**WHAT IS EXPECTED**
Exclude the pictures, then quote exactly the lines from the one holding "What text is on this page?" through the last line of the records.

**MATERIAL PROVIDED**
# # # # #

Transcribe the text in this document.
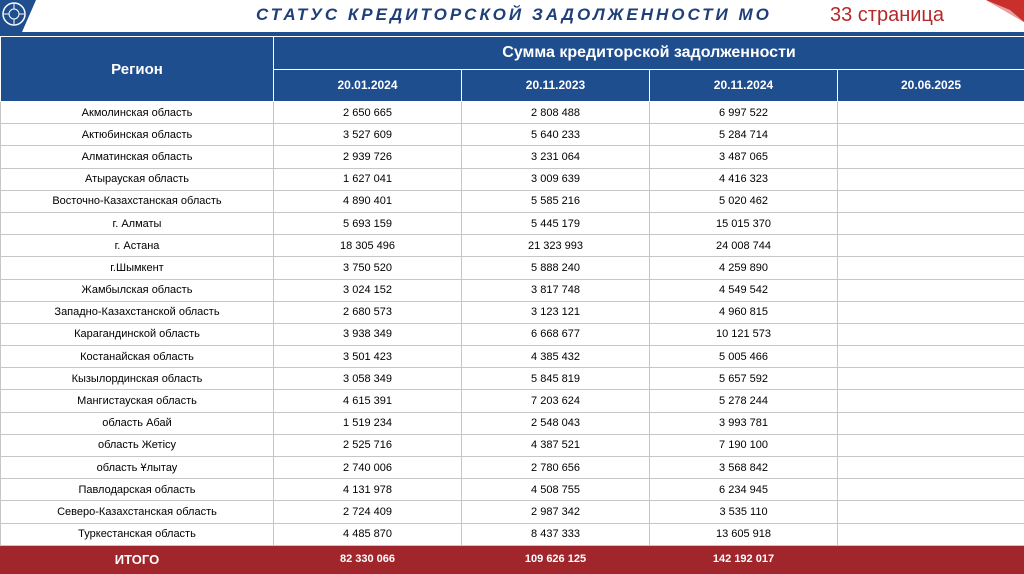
СТАТУС КРЕДИТОРСКОЙ ЗАДОЛЖЕННОСТИ МО	33 страница
Регион	Сумма кредиторской задолженности			
	20.01.2024	20.11.2023	20.11.2024	20.06.2025
Акмолинская область	2 650 665	2 808 488	6 997 522	
Актюбинская область	3 527 609	5 640 233	5 284 714	
Алматинская область	2 939 726	3 231 064	3 487 065	
Атырауская область	1 627 041	3 009 639	4 416 323	
Восточно-Казахстанская область	4 890 401	5 585 216	5 020 462	
г. Алматы	5 693 159	5 445 179	15 015 370	
г. Астана	18 305 496	21 323 993	24 008 744	
г.Шымкент	3 750 520	5 888 240	4 259 890	
Жамбылская область	3 024 152	3 817 748	4 549 542	
Западно-Казахстанской область	2 680 573	3 123 121	4 960 815	
Карагандинской область	3 938 349	6 668 677	10 121 573	
Костанайская область	3 501 423	4 385 432	5 005 466	
Кызылординская область	3 058 349	5 845 819	5 657 592	
Мангистауская область	4 615 391	7 203 624	5 278 244	
область Абай	1 519 234	2 548 043	3 993 781	
область Жетісу	2 525 716	4 387 521	7 190 100	
область Ұлытау	2 740 006	2 780 656	3 568 842	
Павлодарская область	4 131 978	4 508 755	6 234 945	
Северо-Казахстанская область	2 724 409	2 987 342	3 535 110	
Туркестанская область	4 485 870	8 437 333	13 605 918	
ИТОГО	82 330 066	109 626 125	142 192 017	
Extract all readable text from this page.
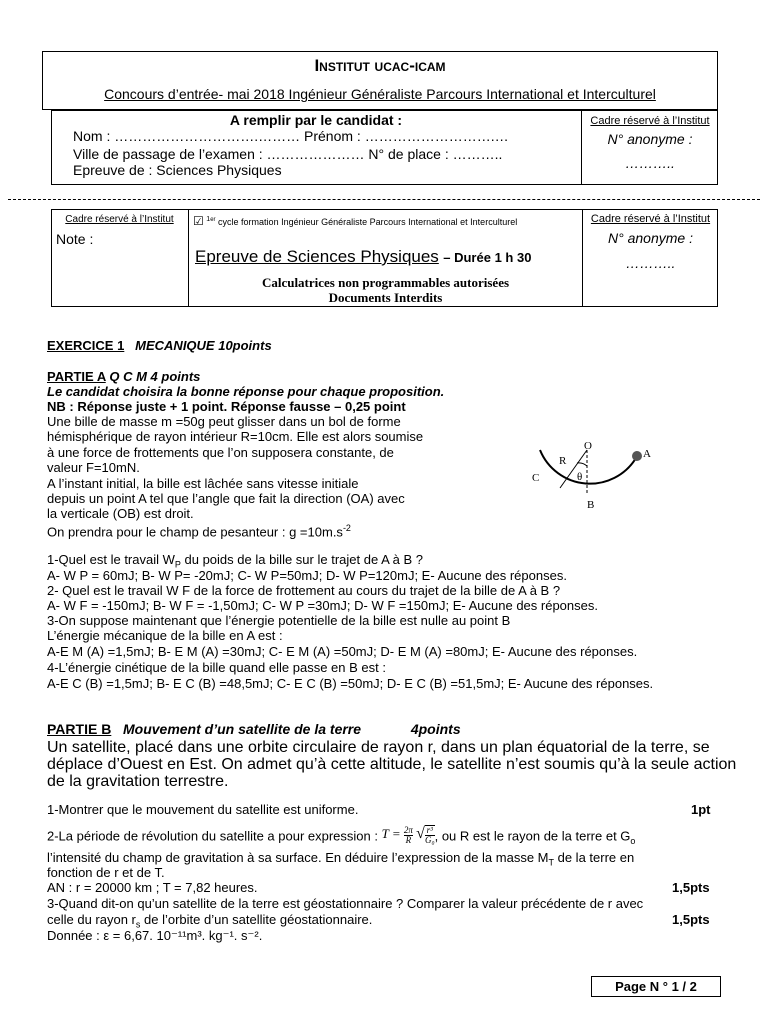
Institut ucac-icam
Concours d’entrée- mai 2018 Ingénieur Généraliste Parcours International et Interculturel
A remplir par le candidat :
Nom : ………………………….……… Prénom : ……………………….…
Ville de passage de l’examen : ………………… N° de place : ………..
Epreuve de : Sciences Physiques
Cadre réservé à l’Institut
N° anonyme :
………..
Cadre réservé à l’Institut
Note :
☑ $^{1er}$ cycle formation Ingénieur Généraliste Parcours International et Interculturel
Epreuve de Sciences Physiques – Durée 1 h 30
Calculatrices non programmables autorisées
Documents Interdits
Cadre réservé à l’Institut
N° anonyme :
………..
EXERCICE 1 MECANIQUE 10points
PARTIE A Q C M 4 points
Le candidat choisira la bonne réponse pour chaque proposition.
NB : Réponse juste + 1 point. Réponse fausse – 0,25 point
Une bille de masse m =50g peut glisser dans un bol de forme
hémisphérique de rayon intérieur R=10cm. Elle est alors soumise
à une force de frottements que l’on supposera constante, de
valeur F=10mN.
A l’instant initial, la bille est lâchée sans vitesse initiale
depuis un point A tel que l’angle que fait la direction (OA) avec
la verticale (OB) est droit.
On prendra pour le champ de pesanteur : $g =10m.s^{-2}$
O
A
R
C	θ
B
1-Quel est le travail $W_P$ du poids de la bille sur le trajet de A à B ?
A- W P = 60mJ; B- W P= -20mJ; C- W P=50mJ; D- W P=120mJ; E- Aucune des réponses.
2- Quel est le travail W F de la force de frottement au cours du trajet de la bille de A à B ?
A- W F = -150mJ; B- W F = -1,50mJ; C- W P =30mJ; D- W F =150mJ; E- Aucune des réponses.
3-On suppose maintenant que l’énergie potentielle de la bille est nulle au point B
L’énergie mécanique de la bille en A est :
A-E M (A) =1,5mJ; B- E M (A) =30mJ; C- E M (A) =50mJ; D- E M (A) =80mJ; E- Aucune des réponses.
4-L’énergie cinétique de la bille quand elle passe en B est :
A-E C (B) =1,5mJ; B- E C (B) =48,5mJ; C- E C (B) =50mJ; D- E C (B) =51,5mJ; E- Aucune des réponses.
PARTIE B Mouvement d’un satellite de la terre	4points
Un satellite, placé dans une orbite circulaire de rayon r, dans un plan équatorial de la terre, se
déplace d’Ouest en Est. On admet qu’à cette altitude, le satellite n’est soumis qu’à la seule action
de la gravitation terrestre.
1-Montrer que le mouvement du satellite est uniforme.	1pt
2-La période de révolution du satellite a pour expression : $T = \frac{2\pi}{R}$ √ $\frac{\text{r³}}{\text{G₀}}$ , ou R est le rayon de la terre et $G_o$
l’intensité du champ de gravitation à sa surface. En déduire l’expression de la masse $M_T$ de la terre en
fonction de r et de T.
AN : r = 20000 km ; T = 7,82 heures.	1,5pts
3-Quand dit-on qu’un satellite de la terre est géostationnaire ? Comparer la valeur précédente de r avec
celle du rayon $r_s$ de l’orbite d’un satellite géostationnaire.	1,5pts
Donnée : ε = 6,67. 10⁻¹¹m³. kg⁻¹. s⁻².
Page N ° 1 / 2
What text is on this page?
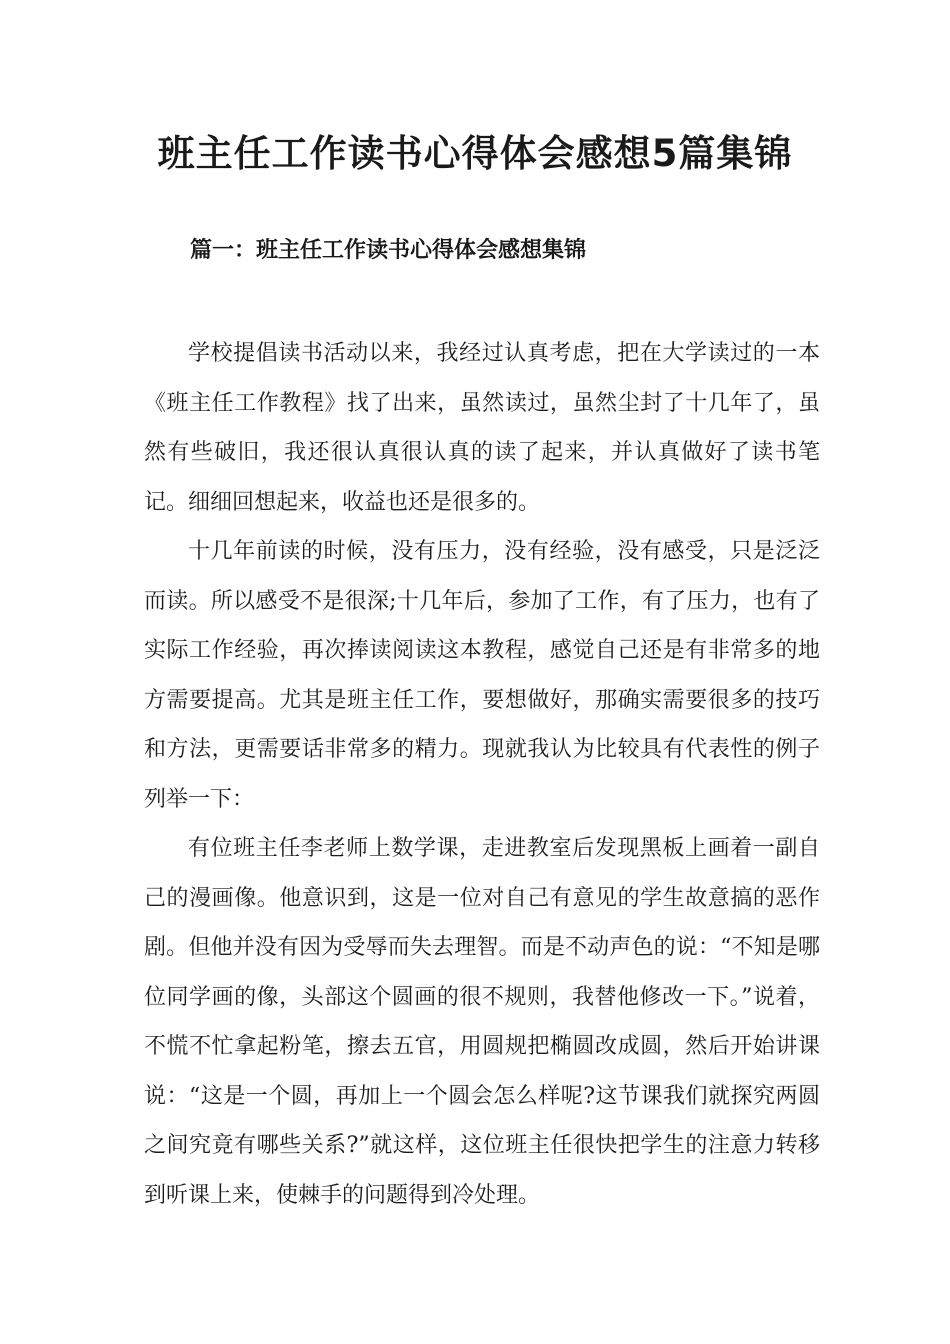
班主任工作读书心得体会感想5篇集锦
篇一：班主任工作读书心得体会感想集锦

学校提倡读书活动以来，我经过认真考虑，把在大学读过的一本《班主任工作教程》找了出来，虽然读过，虽然尘封了十几年了，虽然有些破旧，我还很认真很认真的读了起来，并认真做好了读书笔记。细细回想起来，收益也还是很多的。

十几年前读的时候，没有压力，没有经验，没有感受，只是泛泛而读。所以感受不是很深;十几年后，参加了工作，有了压力，也有了实际工作经验，再次捧读阅读这本教程，感觉自己还是有非常多的地方需要提高。尤其是班主任工作，要想做好，那确实需要很多的技巧和方法，更需要话非常多的精力。现就我认为比较具有代表性的例子列举一下：

有位班主任李老师上数学课，走进教室后发现黑板上画着一副自己的漫画像。他意识到，这是一位对自己有意见的学生故意搞的恶作剧。但他并没有因为受辱而失去理智。而是不动声色的说：“不知是哪位同学画的像，头部这个圆画的很不规则，我替他修改一下。”说着，不慌不忙拿起粉笔，擦去五官，用圆规把椭圆改成圆，然后开始讲课说：“这是一个圆，再加上一个圆会怎么样呢?这节课我们就探究两圆之间究竟有哪些关系?”就这样，这位班主任很快把学生的注意力转移到听课上来，使棘手的问题得到冷处理。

# # # # #

**RESPONSE TO THIS TASK**
What text is on this page?
班主任工作读书心得体会感想5篇集锦
篇一：班主任工作读书心得体会感想集锦

学校提倡读书活动以来，我经过认真考虑，把在大学读过的一本《班主任工作教程》找了出来，虽然读过，虽然尘封了十几年了，虽然有些破旧，我还很认真很认真的读了起来，并认真做好了读书笔记。细细回想起来，收益也还是很多的。

十几年前读的时候，没有压力，没有经验，没有感受，只是泛泛而读。所以感受不是很深;十几年后，参加了工作，有了压力，也有了实际工作经验，再次捧读阅读这本教程，感觉自己还是有非常多的地方需要提高。尤其是班主任工作，要想做好，那确实需要很多的技巧和方法，更需要话非常多的精力。现就我认为比较具有代表性的例子列举一下：

有位班主任李老师上数学课，走进教室后发现黑板上画着一副自己的漫画像。他意识到，这是一位对自己有意见的学生故意搞的恶作剧。但他并没有因为受辱而失去理智。而是不动声色的说：“不知是哪位同学画的像，头部这个圆画的很不规则，我替他修改一下。”说着，不慌不忙拿起粉笔，擦去五官，用圆规把椭圆改成圆，然后开始讲课说：“这是一个圆，再加上一个圆会怎么样呢?这节课我们就探究两圆之间究竟有哪些关系?”就这样，这位班主任很快把学生的注意力转移到听课上来，使棘手的问题得到冷处理。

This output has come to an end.